→ What you are asked to do
Extract each line holding the word "максимальной" from the entries.
——————
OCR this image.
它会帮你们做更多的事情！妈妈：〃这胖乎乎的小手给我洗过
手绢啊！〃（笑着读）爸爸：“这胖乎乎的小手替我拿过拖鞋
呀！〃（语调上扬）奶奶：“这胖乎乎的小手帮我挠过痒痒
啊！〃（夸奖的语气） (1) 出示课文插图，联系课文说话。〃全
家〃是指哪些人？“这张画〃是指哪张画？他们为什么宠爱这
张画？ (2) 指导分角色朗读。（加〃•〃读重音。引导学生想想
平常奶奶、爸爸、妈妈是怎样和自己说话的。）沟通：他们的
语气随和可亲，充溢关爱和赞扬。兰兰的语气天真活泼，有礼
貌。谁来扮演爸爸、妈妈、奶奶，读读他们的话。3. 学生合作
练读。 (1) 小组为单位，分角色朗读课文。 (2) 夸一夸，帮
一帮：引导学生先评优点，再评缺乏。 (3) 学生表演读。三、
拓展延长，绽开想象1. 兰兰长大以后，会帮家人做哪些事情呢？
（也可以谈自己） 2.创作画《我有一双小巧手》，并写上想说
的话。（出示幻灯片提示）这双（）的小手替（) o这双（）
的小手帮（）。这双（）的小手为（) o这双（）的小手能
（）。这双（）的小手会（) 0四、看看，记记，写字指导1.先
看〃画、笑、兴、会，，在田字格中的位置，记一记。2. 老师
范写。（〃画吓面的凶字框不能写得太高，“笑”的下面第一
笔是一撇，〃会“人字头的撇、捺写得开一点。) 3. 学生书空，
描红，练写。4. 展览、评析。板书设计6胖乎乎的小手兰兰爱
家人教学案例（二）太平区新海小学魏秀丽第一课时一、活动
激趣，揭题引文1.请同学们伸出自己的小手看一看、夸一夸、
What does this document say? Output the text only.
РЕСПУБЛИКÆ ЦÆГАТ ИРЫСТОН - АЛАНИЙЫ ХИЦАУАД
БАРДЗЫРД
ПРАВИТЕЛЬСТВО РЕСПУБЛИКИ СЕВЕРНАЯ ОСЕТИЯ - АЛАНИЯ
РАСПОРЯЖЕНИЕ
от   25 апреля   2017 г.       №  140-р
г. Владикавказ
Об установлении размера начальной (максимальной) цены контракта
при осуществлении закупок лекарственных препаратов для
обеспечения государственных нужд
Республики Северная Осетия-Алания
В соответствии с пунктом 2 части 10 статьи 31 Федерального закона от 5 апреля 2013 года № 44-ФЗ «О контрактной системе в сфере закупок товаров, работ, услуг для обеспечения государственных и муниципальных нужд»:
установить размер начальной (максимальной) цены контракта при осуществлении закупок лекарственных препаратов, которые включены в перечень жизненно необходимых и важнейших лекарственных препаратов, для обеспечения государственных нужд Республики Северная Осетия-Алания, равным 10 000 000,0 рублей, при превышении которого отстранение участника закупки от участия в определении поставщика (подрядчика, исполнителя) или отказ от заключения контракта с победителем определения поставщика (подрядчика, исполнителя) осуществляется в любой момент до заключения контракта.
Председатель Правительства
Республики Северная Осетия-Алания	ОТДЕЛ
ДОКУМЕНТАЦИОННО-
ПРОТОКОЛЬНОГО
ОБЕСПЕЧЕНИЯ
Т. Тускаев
——————
→ Answer below
Об установлении размера начальной (максимальной) цены контракта
установить размер начальной (максимальной) цены контракта при осуществлении закупок лекарственных препаратов, которые включены в перечень жизненно необходимых и важнейших лекарственных препаратов, для обеспечения государственных нужд Республики Северная Осетия-Алания, равным 10 000 000,0 рублей, при превышении которого отстранение участника закупки от участия в определении поставщика (подрядчика, исполнителя) или отказ от заключения контракта с победителем определения поставщика (подрядчика, исполнителя) осуществляется в любой момент до заключения контракта.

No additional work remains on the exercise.